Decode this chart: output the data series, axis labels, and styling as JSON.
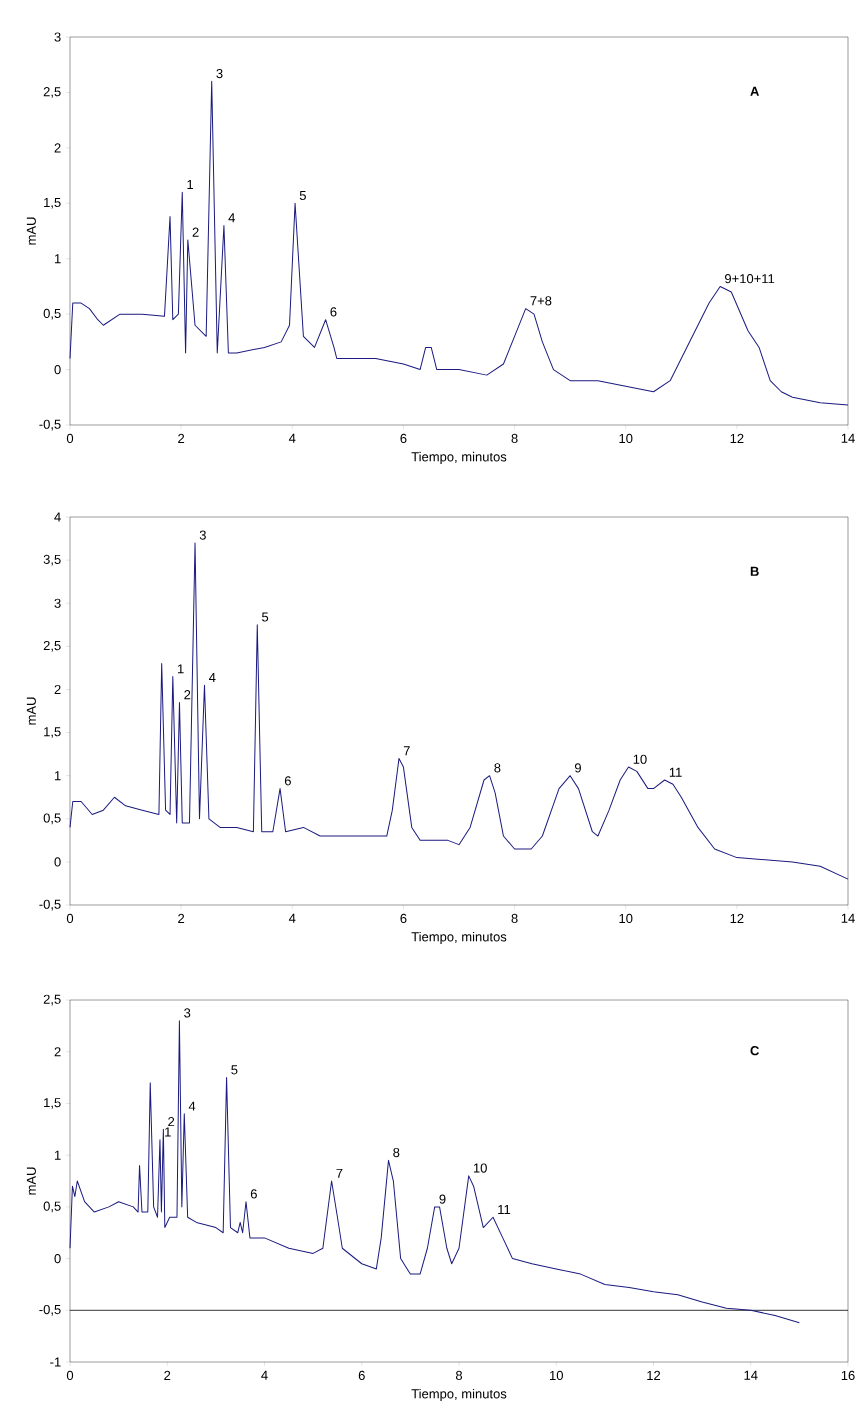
{
  "chart_data": [
    {
      "type": "line",
      "xlabel": "Tiempo, minutos",
      "ylabel": "mAU",
      "xlim": [
        0,
        14
      ],
      "ylim": [
        -0.5,
        3
      ],
      "xticks": [
        0,
        2,
        4,
        6,
        8,
        10,
        12,
        14
      ],
      "yticks": [
        {
          "value": -0.5,
          "label": "-0,5"
        },
        0,
        {
          "value": 0.5,
          "label": "0,5"
        },
        1,
        {
          "value": 1.5,
          "label": "1,5"
        },
        2,
        {
          "value": 2.5,
          "label": "2,5"
        },
        3
      ],
      "series": [
        {
          "color": "#1a1a80",
          "x": [
            0,
            0.05,
            0.2,
            0.35,
            0.5,
            0.6,
            0.9,
            1.3,
            1.7,
            1.8,
            1.85,
            1.95,
            2.02,
            2.08,
            2.12,
            2.25,
            2.45,
            2.55,
            2.65,
            2.77,
            2.85,
            3.0,
            3.5,
            3.8,
            3.95,
            4.05,
            4.2,
            4.4,
            4.6,
            4.75,
            4.8,
            5.5,
            6.0,
            6.3,
            6.4,
            6.5,
            6.6,
            7.0,
            7.5,
            7.8,
            8.0,
            8.2,
            8.35,
            8.5,
            8.7,
            9.0,
            9.5,
            10.0,
            10.5,
            10.8,
            11.2,
            11.5,
            11.7,
            11.9,
            12.2,
            12.4,
            12.6,
            12.8,
            13.0,
            13.5,
            14.0
          ],
          "values": [
            0.1,
            0.6,
            0.6,
            0.55,
            0.45,
            0.4,
            0.5,
            0.5,
            0.48,
            1.38,
            0.45,
            0.5,
            1.6,
            0.15,
            1.17,
            0.4,
            0.3,
            2.6,
            0.15,
            1.3,
            0.15,
            0.15,
            0.2,
            0.25,
            0.4,
            1.5,
            0.3,
            0.2,
            0.45,
            0.2,
            0.1,
            0.1,
            0.05,
            0.0,
            0.2,
            0.2,
            0.0,
            0.0,
            -0.05,
            0.05,
            0.3,
            0.55,
            0.5,
            0.25,
            0.0,
            -0.1,
            -0.1,
            -0.15,
            -0.2,
            -0.1,
            0.3,
            0.6,
            0.75,
            0.7,
            0.35,
            0.2,
            -0.1,
            -0.2,
            -0.25,
            -0.3,
            -0.32
          ]
        }
      ],
      "annotations": [
        "A",
        {
          "text": "1",
          "x": 2.02,
          "y": 1.6
        },
        {
          "text": "2",
          "x": 2.12,
          "y": 1.17
        },
        {
          "text": "3",
          "x": 2.55,
          "y": 2.6
        },
        {
          "text": "4",
          "x": 2.77,
          "y": 1.3
        },
        {
          "text": "5",
          "x": 4.05,
          "y": 1.5
        },
        {
          "text": "6",
          "x": 4.6,
          "y": 0.45
        },
        {
          "text": "7+8",
          "x": 8.2,
          "y": 0.55
        },
        {
          "text": "9+10+11",
          "x": 11.7,
          "y": 0.75
        }
      ]
    },
    {
      "type": "line",
      "xlabel": "Tiempo, minutos",
      "ylabel": "mAU",
      "xlim": [
        0,
        14
      ],
      "ylim": [
        -0.5,
        4
      ],
      "xticks": [
        0,
        2,
        4,
        6,
        8,
        10,
        12,
        14
      ],
      "yticks": [
        {
          "value": -0.5,
          "label": "-0,5"
        },
        0,
        {
          "value": 0.5,
          "label": "0,5"
        },
        1,
        {
          "value": 1.5,
          "label": "1,5"
        },
        2,
        {
          "value": 2.5,
          "label": "2,5"
        },
        3,
        {
          "value": 3.5,
          "label": "3,5"
        },
        4
      ],
      "series": [
        {
          "color": "#1a1a80",
          "x": [
            0,
            0.05,
            0.2,
            0.4,
            0.6,
            0.8,
            1.0,
            1.3,
            1.6,
            1.65,
            1.72,
            1.8,
            1.85,
            1.92,
            1.97,
            2.02,
            2.15,
            2.25,
            2.33,
            2.42,
            2.5,
            2.7,
            3.0,
            3.3,
            3.37,
            3.45,
            3.65,
            3.78,
            3.88,
            4.2,
            4.5,
            5.0,
            5.5,
            5.7,
            5.8,
            5.92,
            6.0,
            6.15,
            6.3,
            6.8,
            7.0,
            7.2,
            7.45,
            7.55,
            7.65,
            7.8,
            8.0,
            8.3,
            8.5,
            8.8,
            9.0,
            9.15,
            9.4,
            9.5,
            9.7,
            9.9,
            10.05,
            10.2,
            10.4,
            10.5,
            10.7,
            10.85,
            11.0,
            11.3,
            11.6,
            12.0,
            13.0,
            13.5,
            14.0
          ],
          "values": [
            0.4,
            0.7,
            0.7,
            0.55,
            0.6,
            0.75,
            0.65,
            0.6,
            0.55,
            2.3,
            0.6,
            0.55,
            2.15,
            0.45,
            1.85,
            0.45,
            0.45,
            3.7,
            0.5,
            2.05,
            0.5,
            0.4,
            0.4,
            0.35,
            2.75,
            0.35,
            0.35,
            0.85,
            0.35,
            0.4,
            0.3,
            0.3,
            0.3,
            0.3,
            0.6,
            1.2,
            1.1,
            0.4,
            0.25,
            0.25,
            0.2,
            0.4,
            0.95,
            1.0,
            0.8,
            0.3,
            0.15,
            0.15,
            0.3,
            0.85,
            1.0,
            0.85,
            0.35,
            0.3,
            0.6,
            0.95,
            1.1,
            1.05,
            0.85,
            0.85,
            0.95,
            0.9,
            0.75,
            0.4,
            0.15,
            0.05,
            0.0,
            -0.05,
            -0.2
          ]
        }
      ],
      "annotations": [
        "B",
        {
          "text": "1",
          "x": 1.85,
          "y": 2.15
        },
        {
          "text": "2",
          "x": 1.97,
          "y": 1.85
        },
        {
          "text": "3",
          "x": 2.25,
          "y": 3.7
        },
        {
          "text": "4",
          "x": 2.42,
          "y": 2.05
        },
        {
          "text": "5",
          "x": 3.37,
          "y": 2.75
        },
        {
          "text": "6",
          "x": 3.78,
          "y": 0.85
        },
        {
          "text": "7",
          "x": 5.92,
          "y": 1.2
        },
        {
          "text": "8",
          "x": 7.55,
          "y": 1.0
        },
        {
          "text": "9",
          "x": 9.0,
          "y": 1.0
        },
        {
          "text": "10",
          "x": 10.05,
          "y": 1.1
        },
        {
          "text": "11",
          "x": 10.7,
          "y": 0.95
        }
      ]
    },
    {
      "type": "line",
      "xlabel": "Tiempo, minutos",
      "ylabel": "mAU",
      "xlim": [
        0,
        16
      ],
      "ylim": [
        -1,
        2.5
      ],
      "xticks": [
        0,
        2,
        4,
        6,
        8,
        10,
        12,
        14,
        16
      ],
      "yticks": [
        -1,
        {
          "value": -0.5,
          "label": "-0,5"
        },
        0,
        {
          "value": 0.5,
          "label": "0,5"
        },
        1,
        {
          "value": 1.5,
          "label": "1,5"
        },
        2,
        {
          "value": 2.5,
          "label": "2,5"
        }
      ],
      "ref_lines": [
        {
          "axis": "y",
          "value": -0.5,
          "color": "#000000"
        }
      ],
      "series": [
        {
          "color": "#1a1a80",
          "x": [
            0,
            0.05,
            0.1,
            0.15,
            0.3,
            0.5,
            0.8,
            1.0,
            1.3,
            1.4,
            1.43,
            1.48,
            1.6,
            1.65,
            1.72,
            1.8,
            1.85,
            1.88,
            1.92,
            1.95,
            2.05,
            2.2,
            2.25,
            2.3,
            2.35,
            2.42,
            2.6,
            3.0,
            3.15,
            3.22,
            3.3,
            3.45,
            3.5,
            3.55,
            3.62,
            3.7,
            4.0,
            4.5,
            5.0,
            5.2,
            5.38,
            5.5,
            5.6,
            6.0,
            6.3,
            6.4,
            6.55,
            6.65,
            6.8,
            7.0,
            7.2,
            7.35,
            7.5,
            7.6,
            7.75,
            7.85,
            8.0,
            8.2,
            8.3,
            8.5,
            8.7,
            8.9,
            9.1,
            9.5,
            10.0,
            10.5,
            11.0,
            11.5,
            12.0,
            12.5,
            13.0,
            13.5,
            14.0,
            14.5,
            15.0
          ],
          "values": [
            0.1,
            0.7,
            0.6,
            0.75,
            0.55,
            0.45,
            0.5,
            0.55,
            0.5,
            0.45,
            0.9,
            0.45,
            0.45,
            1.7,
            0.5,
            0.4,
            1.15,
            0.45,
            1.25,
            0.3,
            0.4,
            0.4,
            2.3,
            0.5,
            1.4,
            0.4,
            0.35,
            0.3,
            0.25,
            1.75,
            0.3,
            0.25,
            0.35,
            0.25,
            0.55,
            0.2,
            0.2,
            0.1,
            0.05,
            0.1,
            0.75,
            0.4,
            0.1,
            -0.05,
            -0.1,
            0.2,
            0.95,
            0.75,
            0.0,
            -0.15,
            -0.15,
            0.1,
            0.5,
            0.5,
            0.1,
            -0.05,
            0.1,
            0.8,
            0.7,
            0.3,
            0.4,
            0.2,
            0.0,
            -0.05,
            -0.1,
            -0.15,
            -0.25,
            -0.28,
            -0.32,
            -0.35,
            -0.42,
            -0.48,
            -0.5,
            -0.55,
            -0.62
          ]
        }
      ],
      "annotations": [
        "C",
        {
          "text": "1",
          "x": 1.85,
          "y": 1.15
        },
        {
          "text": "2",
          "x": 1.92,
          "y": 1.25
        },
        {
          "text": "3",
          "x": 2.25,
          "y": 2.3
        },
        {
          "text": "4",
          "x": 2.35,
          "y": 1.4
        },
        {
          "text": "5",
          "x": 3.22,
          "y": 1.75
        },
        {
          "text": "6",
          "x": 3.62,
          "y": 0.55
        },
        {
          "text": "7",
          "x": 5.38,
          "y": 0.75
        },
        {
          "text": "8",
          "x": 6.55,
          "y": 0.95
        },
        {
          "text": "9",
          "x": 7.5,
          "y": 0.5
        },
        {
          "text": "10",
          "x": 8.2,
          "y": 0.8
        },
        {
          "text": "11",
          "x": 8.7,
          "y": 0.4
        }
      ]
    }
  ]
}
+++
- **Your goal**
Show all lines from the records above where the word "axis" occurs.

- **Expected answer**
Decode this chart: output the data series, axis labels, and styling as JSON.
          "axis": "y",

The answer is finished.